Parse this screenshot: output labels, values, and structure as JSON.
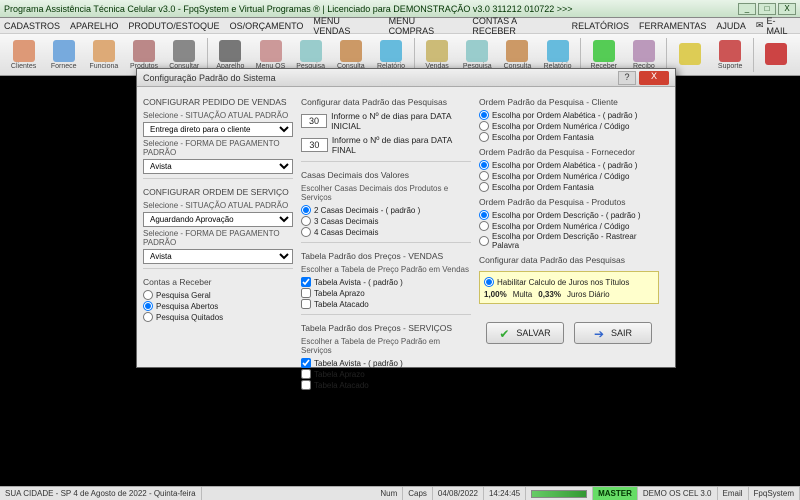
{
  "window": {
    "title": "Programa Assistência Técnica Celular v3.0 - FpqSystem e Virtual Programas ® | Licenciado para  DEMONSTRAÇÃO v3.0 311212 010722 >>>",
    "min": "_",
    "max": "□",
    "close": "X"
  },
  "menu": {
    "items": [
      "CADASTROS",
      "APARELHO",
      "PRODUTO/ESTOQUE",
      "OS/ORÇAMENTO",
      "MENU VENDAS",
      "MENU COMPRAS",
      "CONTAS A RECEBER",
      "RELATÓRIOS",
      "FERRAMENTAS",
      "AJUDA"
    ],
    "email": "E-MAIL"
  },
  "toolbar": [
    {
      "label": "Clientes",
      "color": "#d97"
    },
    {
      "label": "Fornece",
      "color": "#7ad"
    },
    {
      "label": "Funciona",
      "color": "#da7"
    },
    {
      "label": "Produtos",
      "color": "#b88"
    },
    {
      "label": "Consultar",
      "color": "#888"
    },
    {
      "sep": true
    },
    {
      "label": "Aparelho",
      "color": "#777"
    },
    {
      "label": "Menu OS",
      "color": "#c99"
    },
    {
      "label": "Pesquisa",
      "color": "#9cc"
    },
    {
      "label": "Consulta",
      "color": "#c96"
    },
    {
      "label": "Relatório",
      "color": "#6bd"
    },
    {
      "sep": true
    },
    {
      "label": "Vendas",
      "color": "#cb7"
    },
    {
      "label": "Pesquisa",
      "color": "#9cc"
    },
    {
      "label": "Consulta",
      "color": "#c96"
    },
    {
      "label": "Relatório",
      "color": "#6bd"
    },
    {
      "sep": true
    },
    {
      "label": "Receber",
      "color": "#5c5"
    },
    {
      "label": "Recibo",
      "color": "#b9b"
    },
    {
      "sep": true
    },
    {
      "label": "",
      "color": "#dc5"
    },
    {
      "label": "Suporte",
      "color": "#c55"
    },
    {
      "sep": true
    },
    {
      "label": "",
      "color": "#c44"
    }
  ],
  "dialog": {
    "title": "Configuração Padrão do Sistema",
    "col1": {
      "pedido_h": "CONFIGURAR PEDIDO DE VENDAS",
      "situacao_lbl": "Selecione - SITUAÇÃO ATUAL PADRÃO",
      "situacao_val": "Entrega direto para o cliente",
      "forma_lbl": "Selecione - FORMA DE PAGAMENTO PADRÃO",
      "forma_val": "Avista",
      "ordem_h": "CONFIGURAR ORDEM DE SERVIÇO",
      "os_sit_lbl": "Selecione - SITUAÇÃO ATUAL PADRÃO",
      "os_sit_val": "Aguardando Aprovação",
      "os_forma_lbl": "Selecione - FORMA DE PAGAMENTO PADRÃO",
      "os_forma_val": "Avista",
      "contas_h": "Contas a Receber",
      "contas": [
        "Pesquisa Geral",
        "Pesquisa Abertos",
        "Pesquisa Quitados"
      ],
      "contas_sel": 1
    },
    "col2": {
      "pesq_h": "Configurar data Padrão das Pesquisas",
      "pesq_ini_val": "30",
      "pesq_ini_lbl": "Informe o Nº de dias para DATA INICIAL",
      "pesq_fim_val": "30",
      "pesq_fim_lbl": "Informe o Nº de dias para DATA FINAL",
      "casas_h": "Casas Decimais dos Valores",
      "casas_sub": "Escolher Casas Decimais dos Produtos e Serviços",
      "casas": [
        "2 Casas Decimais  - ( padrão )",
        "3 Casas Decimais",
        "4 Casas Decimais"
      ],
      "casas_sel": 0,
      "vendas_h": "Tabela Padrão dos Preços - VENDAS",
      "vendas_sub": "Escolher a Tabela de Preço Padrão em Vendas",
      "vendas_opts": [
        "Tabela Avista -  ( padrão )",
        "Tabela Aprazo",
        "Tabela Atacado"
      ],
      "servicos_h": "Tabela Padrão dos Preços - SERVIÇOS",
      "servicos_sub": "Escolher a Tabela de Preço Padrão em Serviços",
      "servicos_opts": [
        "Tabela Avista -  ( padrão )",
        "Tabela Aprazo",
        "Tabela Atacado"
      ]
    },
    "col3": {
      "cli_h": "Ordem Padrão da Pesquisa - Cliente",
      "cli": [
        "Escolha por Ordem Alabética - ( padrão )",
        "Escolha por Ordem Numérica / Código",
        "Escolha por Ordem Fantasia"
      ],
      "cli_sel": 0,
      "for_h": "Ordem Padrão da Pesquisa - Fornecedor",
      "for": [
        "Escolha por Ordem Alabética - ( padrão )",
        "Escolha por Ordem Numérica / Código",
        "Escolha por Ordem Fantasia"
      ],
      "for_sel": 0,
      "prod_h": "Ordem Padrão da Pesquisa - Produtos",
      "prod": [
        "Escolha por Ordem Descrição - ( padrão )",
        "Escolha por Ordem Numérica / Código",
        "Escolha por Ordem Descrição - Rastrear Palavra"
      ],
      "prod_sel": 0,
      "juros_h": "Configurar data Padrão das Pesquisas",
      "juros_chk": "Habilitar Calculo de Juros nos Títulos",
      "juros_v1": "1,00%",
      "juros_l1": "Multa",
      "juros_v2": "0,33%",
      "juros_l2": "Juros Diário",
      "salvar": "SALVAR",
      "sair": "SAIR"
    }
  },
  "status": {
    "city": "SUA CIDADE - SP  4 de Agosto de 2022 - Quinta-feira",
    "num": "Num",
    "caps": "Caps",
    "date": "04/08/2022",
    "time": "14:24:45",
    "master": "MASTER",
    "demo": "DEMO OS CEL 3.0",
    "email": "Email",
    "fpq": "FpqSystem"
  }
}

= = = =

Without the pictures, restate all of the entries above verbatim.

Parse this screenshot: output labels, values, and structure as JSON.
{
  "window": {
    "title": "Programa Assistência Técnica Celular v3.0 - FpqSystem e Virtual Programas ® | Licenciado para  DEMONSTRAÇÃO v3.0 311212 010722 >>>",
    "min": "_",
    "max": "□",
    "close": "X"
  },
  "menu": {
    "items": [
      "CADASTROS",
      "APARELHO",
      "PRODUTO/ESTOQUE",
      "OS/ORÇAMENTO",
      "MENU VENDAS",
      "MENU COMPRAS",
      "CONTAS A RECEBER",
      "RELATÓRIOS",
      "FERRAMENTAS",
      "AJUDA"
    ],
    "email": "E-MAIL"
  },
  "toolbar": [
    {
      "label": "Clientes",
      "color": "#d97"
    },
    {
      "label": "Fornece",
      "color": "#7ad"
    },
    {
      "label": "Funciona",
      "color": "#da7"
    },
    {
      "label": "Produtos",
      "color": "#b88"
    },
    {
      "label": "Consultar",
      "color": "#888"
    },
    {
      "sep": true
    },
    {
      "label": "Aparelho",
      "color": "#777"
    },
    {
      "label": "Menu OS",
      "color": "#c99"
    },
    {
      "label": "Pesquisa",
      "color": "#9cc"
    },
    {
      "label": "Consulta",
      "color": "#c96"
    },
    {
      "label": "Relatório",
      "color": "#6bd"
    },
    {
      "sep": true
    },
    {
      "label": "Vendas",
      "color": "#cb7"
    },
    {
      "label": "Pesquisa",
      "color": "#9cc"
    },
    {
      "label": "Consulta",
      "color": "#c96"
    },
    {
      "label": "Relatório",
      "color": "#6bd"
    },
    {
      "sep": true
    },
    {
      "label": "Receber",
      "color": "#5c5"
    },
    {
      "label": "Recibo",
      "color": "#b9b"
    },
    {
      "sep": true
    },
    {
      "label": "",
      "color": "#dc5"
    },
    {
      "label": "Suporte",
      "color": "#c55"
    },
    {
      "sep": true
    },
    {
      "label": "",
      "color": "#c44"
    }
  ],
  "dialog": {
    "title": "Configuração Padrão do Sistema",
    "col1": {
      "pedido_h": "CONFIGURAR PEDIDO DE VENDAS",
      "situacao_lbl": "Selecione - SITUAÇÃO ATUAL PADRÃO",
      "situacao_val": "Entrega direto para o cliente",
      "forma_lbl": "Selecione - FORMA DE PAGAMENTO PADRÃO",
      "forma_val": "Avista",
      "ordem_h": "CONFIGURAR ORDEM DE SERVIÇO",
      "os_sit_lbl": "Selecione - SITUAÇÃO ATUAL PADRÃO",
      "os_sit_val": "Aguardando Aprovação",
      "os_forma_lbl": "Selecione - FORMA DE PAGAMENTO PADRÃO",
      "os_forma_val": "Avista",
      "contas_h": "Contas a Receber",
      "contas": [
        "Pesquisa Geral",
        "Pesquisa Abertos",
        "Pesquisa Quitados"
      ],
      "contas_sel": 1
    },
    "col2": {
      "pesq_h": "Configurar data Padrão das Pesquisas",
      "pesq_ini_val": "30",
      "pesq_ini_lbl": "Informe o Nº de dias para DATA INICIAL",
      "pesq_fim_val": "30",
      "pesq_fim_lbl": "Informe o Nº de dias para DATA FINAL",
      "casas_h": "Casas Decimais dos Valores",
      "casas_sub": "Escolher Casas Decimais dos Produtos e Serviços",
      "casas": [
        "2 Casas Decimais  - ( padrão )",
        "3 Casas Decimais",
        "4 Casas Decimais"
      ],
      "casas_sel": 0,
      "vendas_h": "Tabela Padrão dos Preços - VENDAS",
      "vendas_sub": "Escolher a Tabela de Preço Padrão em Vendas",
      "vendas_opts": [
        "Tabela Avista -  ( padrão )",
        "Tabela Aprazo",
        "Tabela Atacado"
      ],
      "servicos_h": "Tabela Padrão dos Preços - SERVIÇOS",
      "servicos_sub": "Escolher a Tabela de Preço Padrão em Serviços",
      "servicos_opts": [
        "Tabela Avista -  ( padrão )",
        "Tabela Aprazo",
        "Tabela Atacado"
      ]
    },
    "col3": {
      "cli_h": "Ordem Padrão da Pesquisa - Cliente",
      "cli": [
        "Escolha por Ordem Alabética - ( padrão )",
        "Escolha por Ordem Numérica / Código",
        "Escolha por Ordem Fantasia"
      ],
      "cli_sel": 0,
      "for_h": "Ordem Padrão da Pesquisa - Fornecedor",
      "for": [
        "Escolha por Ordem Alabética - ( padrão )",
        "Escolha por Ordem Numérica / Código",
        "Escolha por Ordem Fantasia"
      ],
      "for_sel": 0,
      "prod_h": "Ordem Padrão da Pesquisa - Produtos",
      "prod": [
        "Escolha por Ordem Descrição - ( padrão )",
        "Escolha por Ordem Numérica / Código",
        "Escolha por Ordem Descrição - Rastrear Palavra"
      ],
      "prod_sel": 0,
      "juros_h": "Configurar data Padrão das Pesquisas",
      "juros_chk": "Habilitar Calculo de Juros nos Títulos",
      "juros_v1": "1,00%",
      "juros_l1": "Multa",
      "juros_v2": "0,33%",
      "juros_l2": "Juros Diário",
      "salvar": "SALVAR",
      "sair": "SAIR"
    }
  },
  "status": {
    "city": "SUA CIDADE - SP  4 de Agosto de 2022 - Quinta-feira",
    "num": "Num",
    "caps": "Caps",
    "date": "04/08/2022",
    "time": "14:24:45",
    "master": "MASTER",
    "demo": "DEMO OS CEL 3.0",
    "email": "Email",
    "fpq": "FpqSystem"
  }
}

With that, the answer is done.